Exercise directions
Write the records out again, precisely as they stand.

[Start of Stored rows]

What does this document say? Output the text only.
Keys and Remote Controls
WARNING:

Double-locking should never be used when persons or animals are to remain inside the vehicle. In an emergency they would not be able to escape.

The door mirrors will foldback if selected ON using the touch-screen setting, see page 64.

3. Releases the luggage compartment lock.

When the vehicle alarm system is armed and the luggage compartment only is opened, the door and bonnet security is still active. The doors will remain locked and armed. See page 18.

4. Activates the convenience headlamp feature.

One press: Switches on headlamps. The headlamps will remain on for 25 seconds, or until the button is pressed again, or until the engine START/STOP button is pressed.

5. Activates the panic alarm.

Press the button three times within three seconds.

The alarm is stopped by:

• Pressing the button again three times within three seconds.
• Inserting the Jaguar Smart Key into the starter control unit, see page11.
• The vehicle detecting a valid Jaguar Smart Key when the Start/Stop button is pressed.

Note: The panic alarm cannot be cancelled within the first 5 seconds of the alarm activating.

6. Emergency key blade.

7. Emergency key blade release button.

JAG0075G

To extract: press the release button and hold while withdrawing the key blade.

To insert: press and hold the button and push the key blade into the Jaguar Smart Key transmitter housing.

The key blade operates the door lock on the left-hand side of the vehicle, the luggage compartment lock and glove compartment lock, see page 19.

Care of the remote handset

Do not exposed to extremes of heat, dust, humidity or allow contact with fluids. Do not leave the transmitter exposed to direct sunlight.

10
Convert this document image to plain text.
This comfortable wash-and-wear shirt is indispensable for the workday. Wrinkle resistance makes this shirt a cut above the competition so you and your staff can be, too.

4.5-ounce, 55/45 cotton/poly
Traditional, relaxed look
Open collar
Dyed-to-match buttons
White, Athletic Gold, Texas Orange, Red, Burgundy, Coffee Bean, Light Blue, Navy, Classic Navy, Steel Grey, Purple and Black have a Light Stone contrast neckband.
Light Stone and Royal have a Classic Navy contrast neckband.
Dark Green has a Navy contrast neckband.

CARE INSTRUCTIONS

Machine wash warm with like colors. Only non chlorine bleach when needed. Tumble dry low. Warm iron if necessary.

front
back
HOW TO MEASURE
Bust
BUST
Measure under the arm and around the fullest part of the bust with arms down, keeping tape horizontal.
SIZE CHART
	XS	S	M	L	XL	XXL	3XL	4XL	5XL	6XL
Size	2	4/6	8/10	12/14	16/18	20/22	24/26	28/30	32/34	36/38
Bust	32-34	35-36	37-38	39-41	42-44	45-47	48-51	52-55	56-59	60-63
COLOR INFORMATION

[End of Stored rows]

Task result
What does this document say? Output the text only.
Keys and Remote Controls
WARNING:

Double-locking should never be used when persons or animals are to remain inside the vehicle. In an emergency they would not be able to escape.

The door mirrors will foldback if selected ON using the touch-screen setting, see page 64.

3. Releases the luggage compartment lock.

When the vehicle alarm system is armed and the luggage compartment only is opened, the door and bonnet security is still active. The doors will remain locked and armed. See page 18.

4. Activates the convenience headlamp feature.

One press: Switches on headlamps. The headlamps will remain on for 25 seconds, or until the button is pressed again, or until the engine START/STOP button is pressed.

5. Activates the panic alarm.

Press the button three times within three seconds.

The alarm is stopped by:

• Pressing the button again three times within three seconds.
• Inserting the Jaguar Smart Key into the starter control unit, see page11.
• The vehicle detecting a valid Jaguar Smart Key when the Start/Stop button is pressed.

Note: The panic alarm cannot be cancelled within the first 5 seconds of the alarm activating.

6. Emergency key blade.

7. Emergency key blade release button.

JAG0075G

To extract: press the release button and hold while withdrawing the key blade.

To insert: press and hold the button and push the key blade into the Jaguar Smart Key transmitter housing.

The key blade operates the door lock on the left-hand side of the vehicle, the luggage compartment lock and glove compartment lock, see page 19.

Care of the remote handset

Do not exposed to extremes of heat, dust, humidity or allow contact with fluids. Do not leave the transmitter exposed to direct sunlight.

10
Convert this document image to plain text.
This comfortable wash-and-wear shirt is indispensable for the workday. Wrinkle resistance makes this shirt a cut above the competition so you and your staff can be, too.

4.5-ounce, 55/45 cotton/poly
Traditional, relaxed look
Open collar
Dyed-to-match buttons
White, Athletic Gold, Texas Orange, Red, Burgundy, Coffee Bean, Light Blue, Navy, Classic Navy, Steel Grey, Purple and Black have a Light Stone contrast neckband.
Light Stone and Royal have a Classic Navy contrast neckband.
Dark Green has a Navy contrast neckband.

CARE INSTRUCTIONS

Machine wash warm with like colors. Only non chlorine bleach when needed. Tumble dry low. Warm iron if necessary.

front
back
HOW TO MEASURE
Bust
BUST
Measure under the arm and around the fullest part of the bust with arms down, keeping tape horizontal.
SIZE CHART
	XS	S	M	L	XL	XXL	3XL	4XL	5XL	6XL
Size	2	4/6	8/10	12/14	16/18	20/22	24/26	28/30	32/34	36/38
Bust	32-34	35-36	37-38	39-41	42-44	45-47	48-51	52-55	56-59	60-63
COLOR INFORMATION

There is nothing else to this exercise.